--- START Material shown ---
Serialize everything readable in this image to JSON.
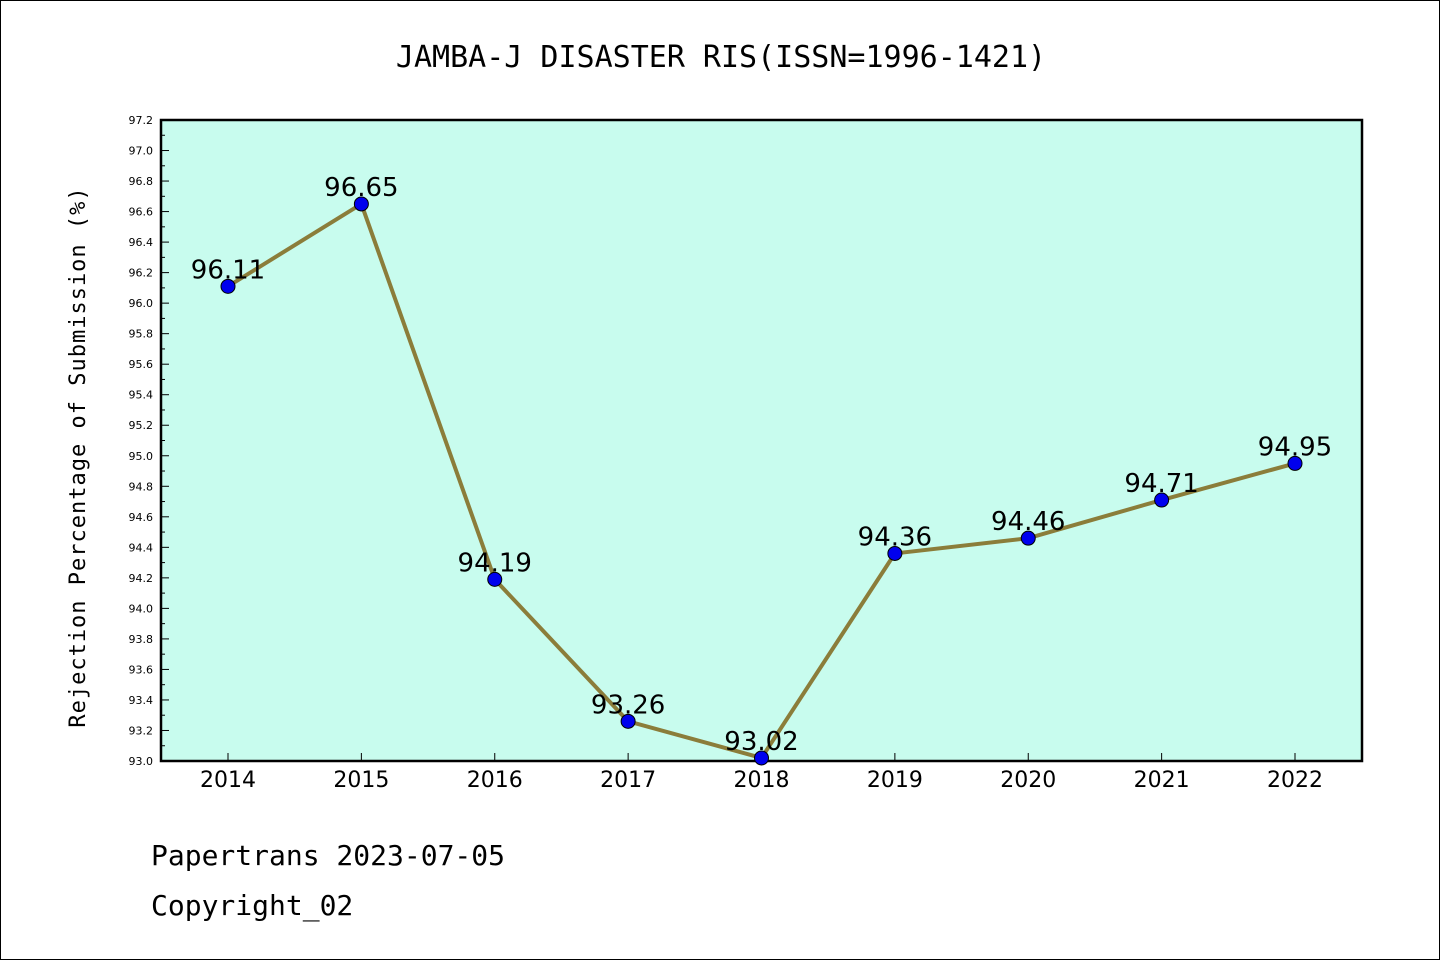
{
  "chart_data": {
    "type": "line",
    "title": "JAMBA-J DISASTER RIS(ISSN=1996-1421)",
    "xlabel": "",
    "ylabel": "Rejection Percentage of Submission (%)",
    "x": [
      "2014",
      "2015",
      "2016",
      "2017",
      "2018",
      "2019",
      "2020",
      "2021",
      "2022"
    ],
    "series": [
      {
        "values": [
          96.11,
          96.65,
          94.19,
          93.26,
          93.02,
          94.36,
          94.46,
          94.71,
          94.95
        ],
        "labels": [
          "96.11",
          "96.65",
          "94.19",
          "93.26",
          "93.02",
          "94.36",
          "94.46",
          "94.71",
          "94.95"
        ]
      }
    ],
    "ylim": [
      93.0,
      97.2
    ],
    "yticks": [
      "93.0",
      "93.2",
      "93.4",
      "93.6",
      "93.8",
      "94.0",
      "94.2",
      "94.4",
      "94.6",
      "94.8",
      "95.0",
      "95.2",
      "95.4",
      "95.6",
      "95.8",
      "96.0",
      "96.2",
      "96.4",
      "96.6",
      "96.8",
      "97.0",
      "97.2"
    ],
    "colors": {
      "plot_background": "#c8fcee",
      "line": "#8b7d3a",
      "marker": "#0000ee"
    },
    "grid": false,
    "legend": "none"
  },
  "footer": {
    "line1": "Papertrans 2023-07-05",
    "line2": "Copyright_02"
  }
}
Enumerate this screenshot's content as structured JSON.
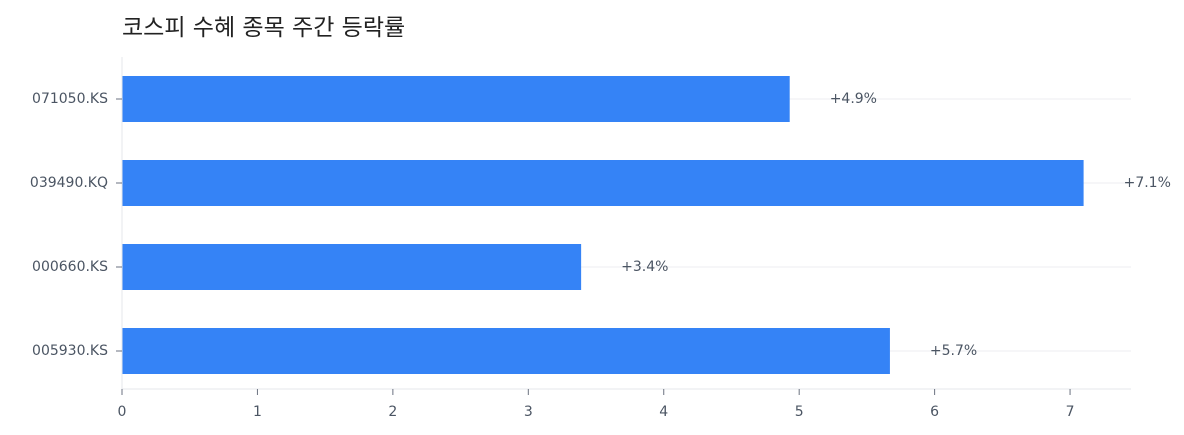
{
  "chart_data": {
    "type": "bar",
    "orientation": "horizontal",
    "title": "코스피 수혜 종목 주간 등락률",
    "xlabel": "",
    "ylabel": "",
    "categories": [
      "071050.KS",
      "039490.KQ",
      "000660.KS",
      "005930.KS"
    ],
    "values": [
      4.93,
      7.1,
      3.39,
      5.67
    ],
    "value_labels": [
      "+4.9%",
      "+7.1%",
      "+3.4%",
      "+5.7%"
    ],
    "xlim": [
      0,
      7.45
    ],
    "xticks": [
      "0",
      "1",
      "2",
      "3",
      "4",
      "5",
      "6",
      "7"
    ],
    "grid": "horizontal",
    "legend": "none"
  },
  "colors": {
    "bar": "#3583f6",
    "grid": "#f0f1f3",
    "axis": "#e5e7eb",
    "text": "#4b5563",
    "title": "#222222"
  }
}
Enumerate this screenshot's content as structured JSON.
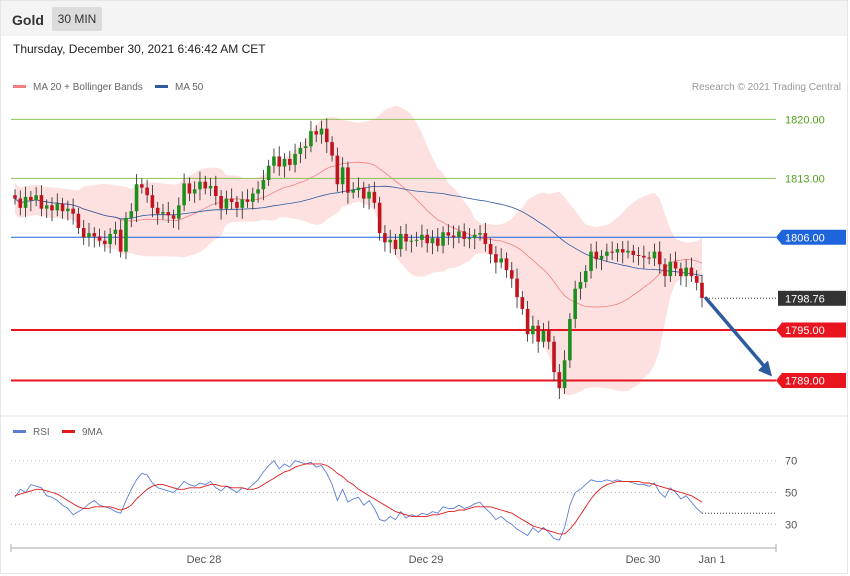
{
  "header": {
    "title": "Gold",
    "timeframe": "30 MIN"
  },
  "timestamp": "Thursday, December 30, 2021 6:46:42 AM CET",
  "legend": {
    "ma20": {
      "label": "MA 20 + Bollinger Bands",
      "color": "#f08080"
    },
    "ma50": {
      "label": "MA 50",
      "color": "#2e5a9e"
    },
    "credit": "Research © 2021 Trading Central"
  },
  "rsi_legend": {
    "rsi": {
      "label": "RSI",
      "color": "#5b7fd6"
    },
    "ma9": {
      "label": "9MA",
      "color": "#e01a1a"
    }
  },
  "colors": {
    "up": "#1e8f1e",
    "down": "#c0141e",
    "resistance": "#8fc25a",
    "pivot": "#1e64dc",
    "support": "#e8141e",
    "arrow": "#2e5a9e",
    "band": "#fcd6d6"
  },
  "chart_data": [
    {
      "type": "candlestick",
      "ylim": [
        1785.5,
        1822.3
      ],
      "x_ticks": [
        "Dec 28",
        "Dec 29",
        "Dec 30",
        "Jan 1"
      ],
      "levels": [
        {
          "value": 1820.0,
          "label": "1820.00",
          "kind": "resistance"
        },
        {
          "value": 1813.0,
          "label": "1813.00",
          "kind": "resistance"
        },
        {
          "value": 1806.0,
          "label": "1806.00",
          "kind": "pivot"
        },
        {
          "value": 1798.76,
          "label": "1798.76",
          "kind": "last"
        },
        {
          "value": 1795.0,
          "label": "1795.00",
          "kind": "support"
        },
        {
          "value": 1789.0,
          "label": "1789.00",
          "kind": "support"
        }
      ],
      "forecast": {
        "from": 1798.76,
        "to": 1789.0
      },
      "close": [
        1810.6,
        1809.5,
        1810.8,
        1810.4,
        1811.0,
        1809.4,
        1809.8,
        1809.2,
        1810.0,
        1809.1,
        1809.4,
        1808.8,
        1807.1,
        1806.0,
        1806.5,
        1806.1,
        1805.6,
        1805.2,
        1806.4,
        1806.9,
        1804.3,
        1808.3,
        1809.1,
        1812.3,
        1811.9,
        1811.0,
        1809.5,
        1808.8,
        1809.0,
        1808.6,
        1808.2,
        1809.8,
        1812.4,
        1811.2,
        1811.7,
        1812.6,
        1811.8,
        1812.1,
        1810.9,
        1809.4,
        1810.6,
        1810.2,
        1809.5,
        1810.5,
        1810.2,
        1811.2,
        1811.7,
        1812.8,
        1814.5,
        1815.6,
        1814.4,
        1815.3,
        1814.6,
        1815.9,
        1816.6,
        1816.8,
        1818.6,
        1818.2,
        1818.9,
        1817.3,
        1815.7,
        1812.3,
        1814.3,
        1811.3,
        1811.6,
        1811.9,
        1810.6,
        1811.4,
        1810.1,
        1806.5,
        1805.4,
        1805.7,
        1804.6,
        1806.4,
        1805.5,
        1805.6,
        1805.7,
        1806.3,
        1805.3,
        1805.9,
        1805.0,
        1806.6,
        1806.2,
        1806.0,
        1806.7,
        1805.8,
        1805.9,
        1806.3,
        1806.5,
        1805.2,
        1804.0,
        1803.0,
        1803.5,
        1802.1,
        1801.1,
        1798.9,
        1797.5,
        1794.5,
        1795.5,
        1793.6,
        1794.9,
        1793.6,
        1790.0,
        1788.1,
        1791.4,
        1796.3,
        1799.9,
        1800.7,
        1802.0,
        1804.3,
        1803.4,
        1803.8,
        1804.3,
        1804.2,
        1804.6,
        1804.2,
        1804.4,
        1803.9,
        1803.8,
        1803.6,
        1803.5,
        1804.3,
        1802.8,
        1801.4,
        1803.1,
        1802.3,
        1801.4,
        1802.4,
        1801.4,
        1800.6,
        1798.8
      ],
      "open": [
        1811.0,
        1810.6,
        1809.5,
        1810.8,
        1810.4,
        1811.0,
        1809.4,
        1809.8,
        1809.2,
        1810.0,
        1809.1,
        1809.4,
        1808.8,
        1807.1,
        1806.0,
        1806.5,
        1806.1,
        1805.6,
        1805.2,
        1806.4,
        1806.9,
        1804.3,
        1808.3,
        1809.1,
        1812.3,
        1811.9,
        1811.0,
        1809.5,
        1808.8,
        1809.0,
        1808.6,
        1808.2,
        1809.8,
        1812.4,
        1811.2,
        1811.7,
        1812.6,
        1811.8,
        1812.1,
        1810.9,
        1809.4,
        1810.6,
        1810.2,
        1809.5,
        1810.5,
        1810.2,
        1811.2,
        1811.7,
        1812.8,
        1814.5,
        1815.6,
        1814.4,
        1815.3,
        1814.6,
        1815.9,
        1816.6,
        1816.8,
        1818.6,
        1818.2,
        1818.9,
        1817.3,
        1815.7,
        1812.3,
        1814.3,
        1811.3,
        1811.6,
        1811.9,
        1810.6,
        1811.4,
        1810.1,
        1806.5,
        1805.4,
        1805.7,
        1804.6,
        1806.4,
        1805.5,
        1805.6,
        1805.7,
        1806.3,
        1805.3,
        1805.9,
        1805.0,
        1806.6,
        1806.2,
        1806.0,
        1806.7,
        1805.8,
        1805.9,
        1806.3,
        1806.5,
        1805.2,
        1804.0,
        1803.0,
        1803.5,
        1802.1,
        1801.1,
        1798.9,
        1797.5,
        1794.5,
        1795.5,
        1793.6,
        1794.9,
        1793.6,
        1790.0,
        1788.1,
        1791.4,
        1796.3,
        1799.9,
        1800.7,
        1802.0,
        1804.3,
        1803.4,
        1803.8,
        1804.3,
        1804.2,
        1804.6,
        1804.2,
        1804.4,
        1803.9,
        1803.8,
        1803.6,
        1803.5,
        1804.3,
        1802.8,
        1801.4,
        1803.1,
        1802.3,
        1801.4,
        1802.4,
        1801.4,
        1800.6
      ],
      "rsi": {
        "ylim": [
          17,
          78
        ],
        "ticks": [
          70,
          50,
          30
        ],
        "rsi": [
          47,
          52,
          50,
          55,
          54,
          53,
          48,
          47,
          45,
          42,
          40,
          36,
          38,
          40,
          43,
          45,
          42,
          41,
          40,
          38,
          37,
          45,
          52,
          58,
          62,
          61,
          56,
          53,
          52,
          51,
          50,
          53,
          57,
          55,
          54,
          56,
          55,
          57,
          53,
          51,
          54,
          52,
          50,
          53,
          52,
          55,
          58,
          63,
          67,
          70,
          65,
          68,
          66,
          70,
          69,
          68,
          69,
          66,
          67,
          62,
          55,
          45,
          52,
          44,
          46,
          47,
          42,
          45,
          40,
          33,
          32,
          35,
          33,
          38,
          34,
          36,
          35,
          37,
          36,
          38,
          37,
          41,
          40,
          40,
          42,
          40,
          41,
          43,
          44,
          40,
          37,
          33,
          35,
          32,
          30,
          27,
          25,
          23,
          28,
          25,
          28,
          25,
          21,
          20,
          28,
          42,
          50,
          52,
          55,
          58,
          57,
          57,
          58,
          57,
          58,
          57,
          57,
          56,
          55,
          55,
          54,
          56,
          50,
          47,
          53,
          50,
          46,
          48,
          44,
          40,
          37
        ],
        "ma9": [
          48,
          49,
          50,
          51,
          52,
          52,
          51,
          50,
          49,
          47,
          45,
          43,
          41,
          40,
          40,
          41,
          41,
          41,
          41,
          40,
          39,
          40,
          42,
          46,
          49,
          52,
          54,
          55,
          55,
          54,
          53,
          52,
          52,
          53,
          53,
          53,
          54,
          55,
          55,
          54,
          54,
          53,
          53,
          53,
          52,
          52,
          53,
          55,
          57,
          59,
          61,
          63,
          64,
          66,
          67,
          68,
          68,
          68,
          68,
          67,
          65,
          62,
          60,
          57,
          55,
          52,
          50,
          48,
          46,
          44,
          42,
          40,
          38,
          37,
          36,
          35,
          35,
          35,
          35,
          36,
          36,
          37,
          38,
          38,
          39,
          39,
          40,
          41,
          41,
          41,
          41,
          40,
          39,
          38,
          37,
          35,
          33,
          31,
          29,
          28,
          27,
          26,
          25,
          24,
          24,
          27,
          31,
          36,
          41,
          46,
          50,
          53,
          55,
          56,
          57,
          57,
          57,
          57,
          57,
          56,
          56,
          55,
          54,
          53,
          52,
          51,
          50,
          49,
          48,
          46,
          44
        ]
      }
    }
  ]
}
--- END Material shown ---
_Stated problem_:
For each line in the data above that contains the string "grid", extract the line.

_Full solution_:
    "grid": false,
    "grid": "horizontal",
    "grid": "#f0f1f3",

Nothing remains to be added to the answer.